## Task data
— Start —

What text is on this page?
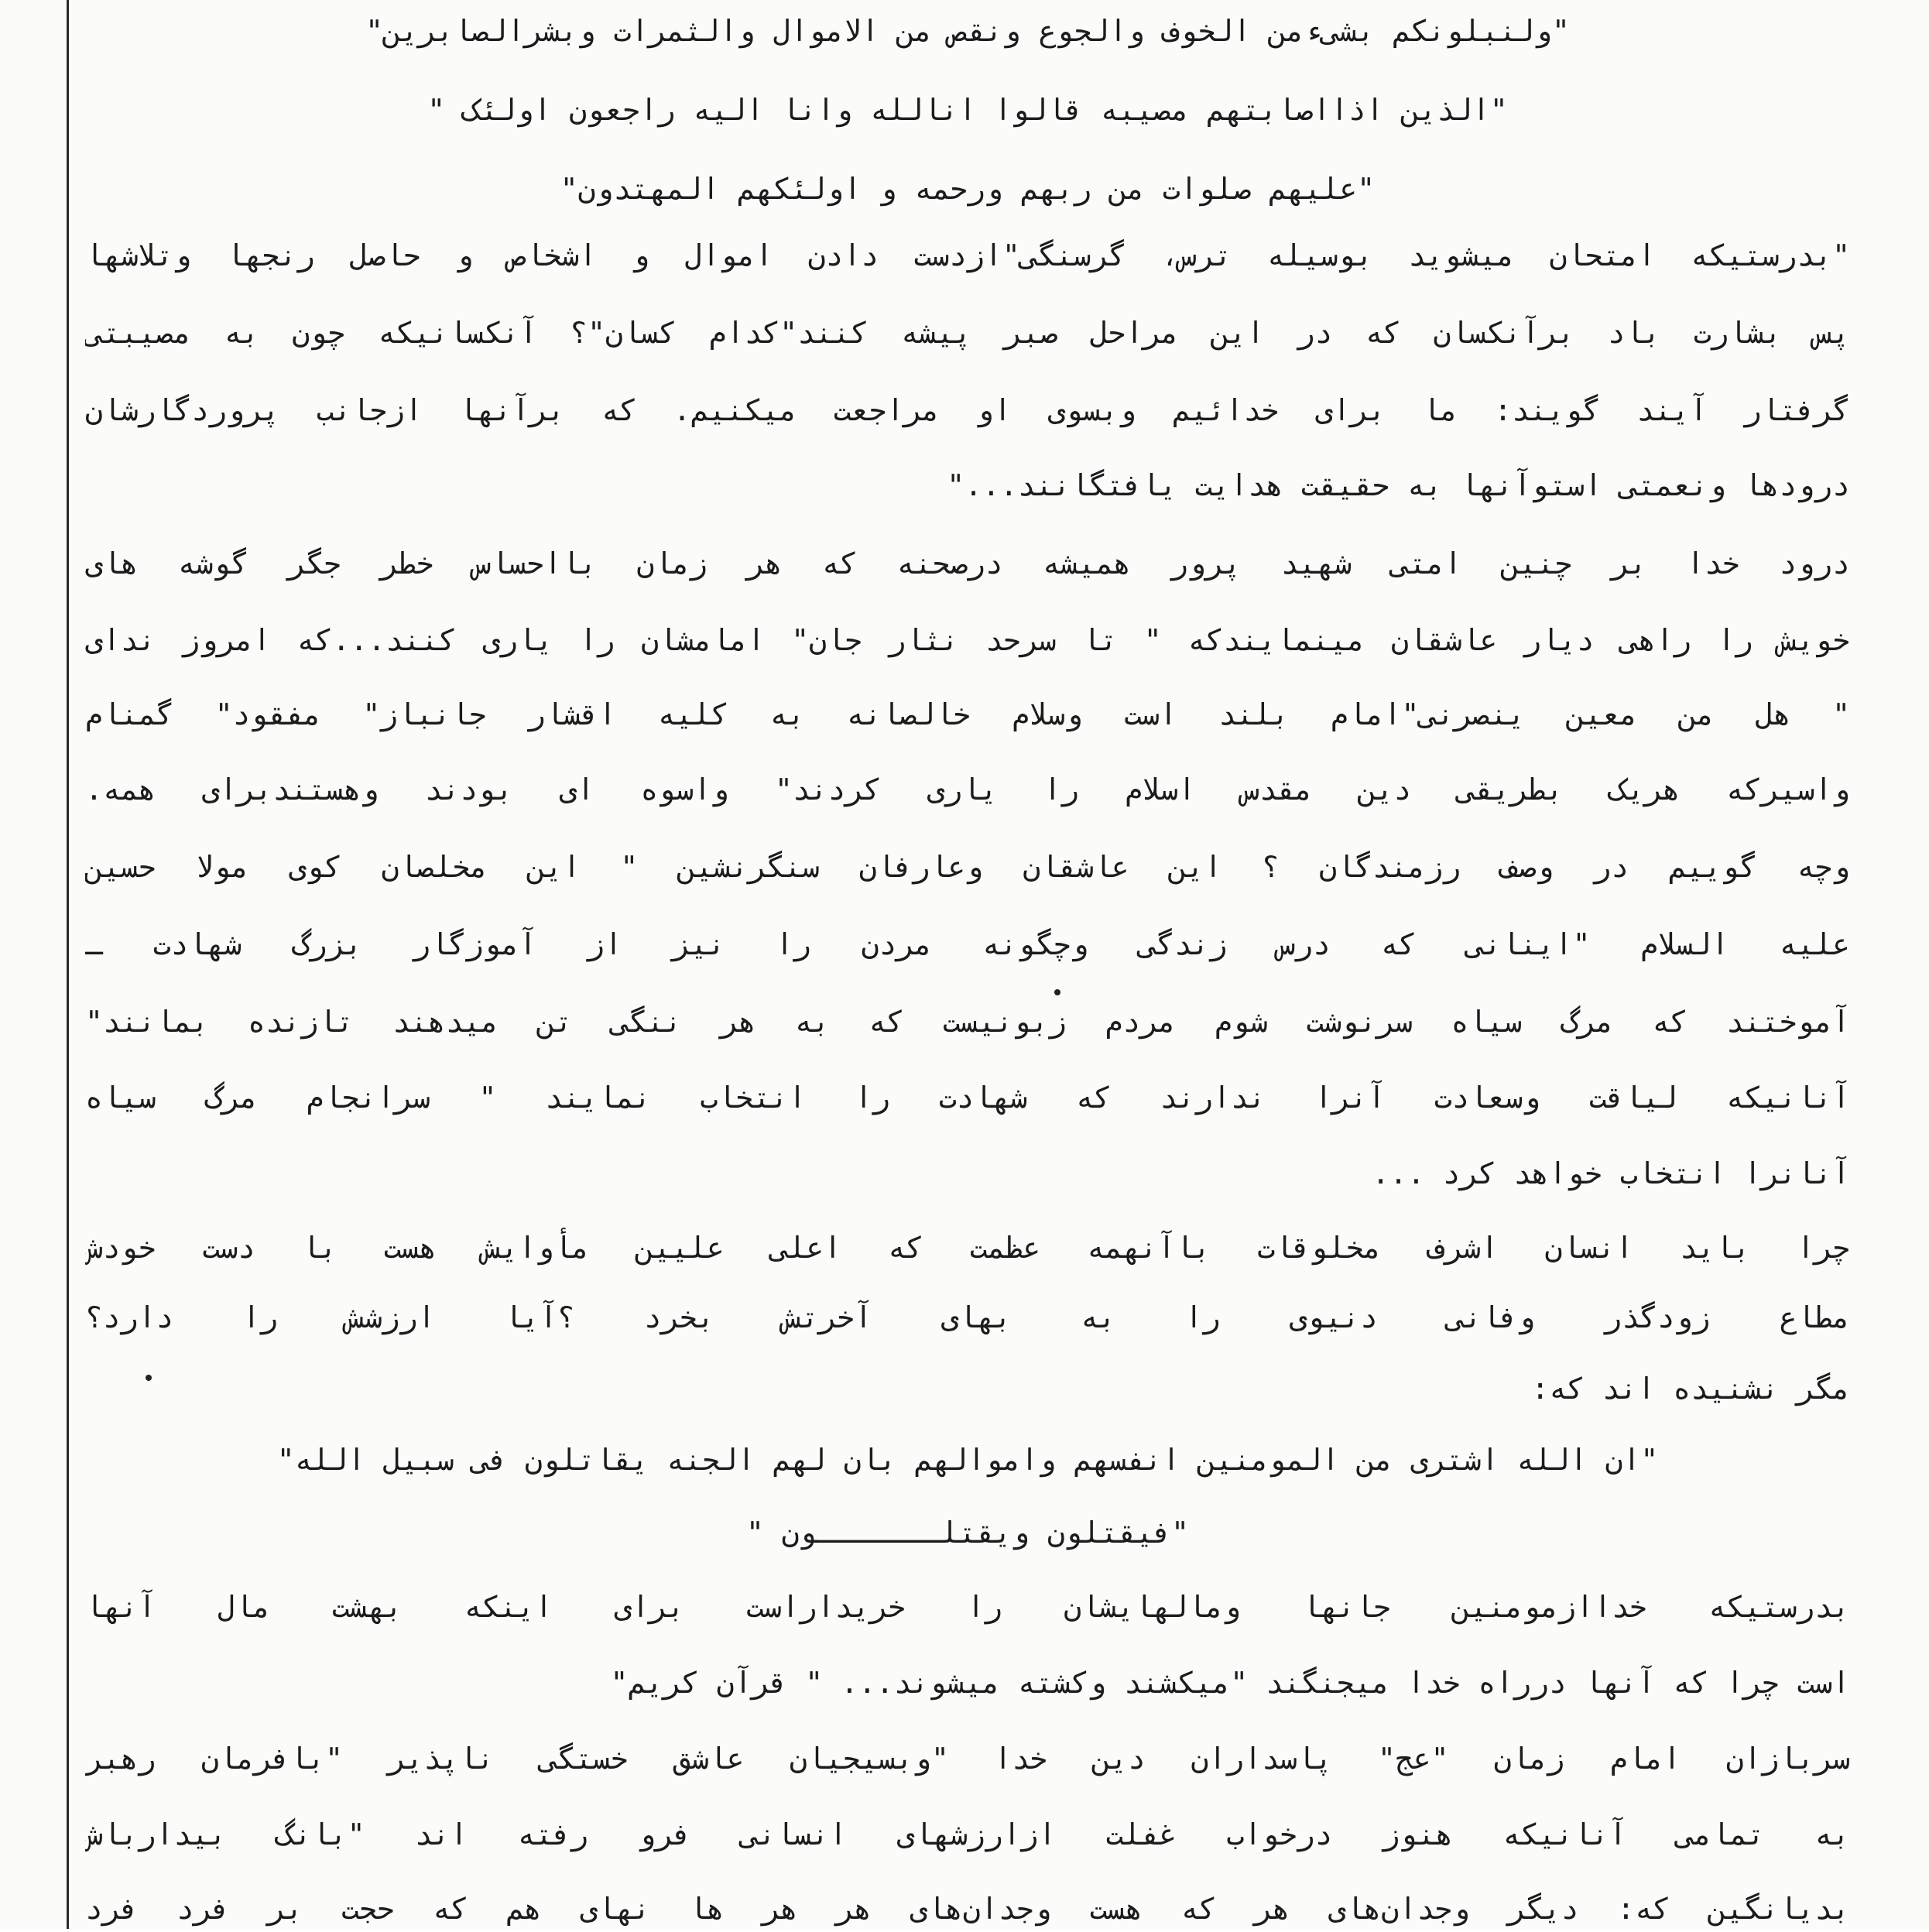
"ولنبلونکم بشیءمن الخوف والجوع ونقص من الاموال والثمرات وبشرالصابرین"
"الذین اذااصابتهم مصیبه قالوا انالله وانا الیه راجعون اولئک "
"علیهم صلوات من ربهم ورحمه و اولئکهم المهتدون"
"بدرستیکه امتحان میشوید بوسیله ترس، گرسنگی"ازدست دادن اموال و اشخاص و حاصل رنجها وتلاشها
پس بشارت باد برآنکسان که در این مراحل صبر پیشه کنند"کدام کسان"؟ آنکسانیکه چون به مصیبتی
گرفتار آیند گویند: ما برای خدائیم وبسوی او مراجعت میکنیم. که برآنها ازجانب پروردگارشان
درودها ونعمتی استوآنها به حقیقت هدایت یافتگانند..."
درود خدا بر چنین امتی شهید پرور همیشه درصحنه که هر زمان بااحساس خطر جگر گوشه های
خویش را راهی دیار عاشقان مینمایندکه " تا سرحد نثار جان" امامشان را یاری کنند...که امروز ندای
" هل من معین ینصرنی"امام بلند است وسلام خالصانه به کلیه اقشار جانباز" مفقود" گمنام
واسیرکه هریک بطریقی دین مقدس اسلام را یاری کردند" واسوه ای بودند وهستندبرای همه.
وچه گوییم در وصف رزمندگان ؟ این عاشقان وعارفان سنگرنشین " این مخلصان کوی مولا حسین
علیه السلام "اینانی که درس زندگی وچگونه مردن را نیز از آموزگار بزرگ شهادت ـ
آموختند که مرگ سیاه سرنوشت شوم مردم زبونیست که به هر ننگی تن میدهند تازنده بمانند"
آنانیکه لیاقت وسعادت آنرا ندارند که شهادت را انتخاب نمایند " سرانجام مرگ سیاه
آنانرا انتخاب خواهد کرد ...
چرا باید انسان اشرف مخلوقات باآنهمه عظمت که اعلی علیین مأوایش هست با دست خودش
مطاع زودگذر وفانی دنیوی را به بهای آخرتش بخرد ؟آیا ارزشش را دارد؟
مگر نشنیده اند که:
"ان الله اشتری من المومنین انفسهم واموالهم بان لهم الجنه یقاتلون فی سبیل الله"
"فیقتلون ویقتلـــــــون "
بدرستیکه خداازمومنین جانها ومالهایشان را خریداراست برای اینکه بهشت مال آنها
است چرا که آنها درراه خدا میجنگند "میکشند وکشته میشوند... " قرآن کریم"
سربازان امام زمان "عج" پاسداران دین خدا "وبسیجیان عاشق خستگی ناپذیر "بافرمان رهبر
به تمامی آنانیکه هنوز درخواب غفلت ازارزشهای انسانی فرو رفته اند "بانگ بیدارباش
بدیانگین که: دیگر وجدان‌های هر که هست وجدان‌های هر هر ها نهای هم که حجت بر فرد فرد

— End —

## What the exercise asks
Give the number of lines containing the word "زمان". No other answer is needed.

## The answer
2